SOURCE MATERIAL
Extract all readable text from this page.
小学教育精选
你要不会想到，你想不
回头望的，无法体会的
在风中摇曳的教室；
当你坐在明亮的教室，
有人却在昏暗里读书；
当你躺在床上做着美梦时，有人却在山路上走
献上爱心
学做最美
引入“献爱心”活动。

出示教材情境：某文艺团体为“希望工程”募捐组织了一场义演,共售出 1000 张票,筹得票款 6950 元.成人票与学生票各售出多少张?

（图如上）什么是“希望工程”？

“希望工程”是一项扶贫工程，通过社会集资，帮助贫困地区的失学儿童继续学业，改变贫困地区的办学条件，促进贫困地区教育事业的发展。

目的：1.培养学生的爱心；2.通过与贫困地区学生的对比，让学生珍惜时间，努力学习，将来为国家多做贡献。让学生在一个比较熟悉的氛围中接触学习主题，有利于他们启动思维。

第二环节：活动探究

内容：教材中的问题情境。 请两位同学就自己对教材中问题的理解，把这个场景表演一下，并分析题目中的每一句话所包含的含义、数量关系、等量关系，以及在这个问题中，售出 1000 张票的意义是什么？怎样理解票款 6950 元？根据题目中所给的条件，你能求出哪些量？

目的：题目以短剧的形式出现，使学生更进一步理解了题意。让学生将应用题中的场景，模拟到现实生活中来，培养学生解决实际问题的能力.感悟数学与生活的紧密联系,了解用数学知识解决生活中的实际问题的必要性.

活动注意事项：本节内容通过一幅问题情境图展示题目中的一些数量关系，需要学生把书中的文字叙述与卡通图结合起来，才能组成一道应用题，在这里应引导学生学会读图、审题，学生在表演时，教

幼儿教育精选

WRITTEN PROBLEM
Write out the whole listing exactly.

EXERCISE RESPONSE
Extract all readable text from this page.
小学教育精选
你要不会想到，你想不
回头望的，无法体会的
在风中摇曳的教室；
当你坐在明亮的教室，
有人却在昏暗里读书；
当你躺在床上做着美梦时，有人却在山路上走
献上爱心
学做最美
引入“献爱心”活动。

出示教材情境：某文艺团体为“希望工程”募捐组织了一场义演,共售出 1000 张票,筹得票款 6950 元.成人票与学生票各售出多少张?

（图如上）什么是“希望工程”？

“希望工程”是一项扶贫工程，通过社会集资，帮助贫困地区的失学儿童继续学业，改变贫困地区的办学条件，促进贫困地区教育事业的发展。

目的：1.培养学生的爱心；2.通过与贫困地区学生的对比，让学生珍惜时间，努力学习，将来为国家多做贡献。让学生在一个比较熟悉的氛围中接触学习主题，有利于他们启动思维。

第二环节：活动探究

内容：教材中的问题情境。 请两位同学就自己对教材中问题的理解，把这个场景表演一下，并分析题目中的每一句话所包含的含义、数量关系、等量关系，以及在这个问题中，售出 1000 张票的意义是什么？怎样理解票款 6950 元？根据题目中所给的条件，你能求出哪些量？

目的：题目以短剧的形式出现，使学生更进一步理解了题意。让学生将应用题中的场景，模拟到现实生活中来，培养学生解决实际问题的能力.感悟数学与生活的紧密联系,了解用数学知识解决生活中的实际问题的必要性.

活动注意事项：本节内容通过一幅问题情境图展示题目中的一些数量关系，需要学生把书中的文字叙述与卡通图结合起来，才能组成一道应用题，在这里应引导学生学会读图、审题，学生在表演时，教

幼儿教育精选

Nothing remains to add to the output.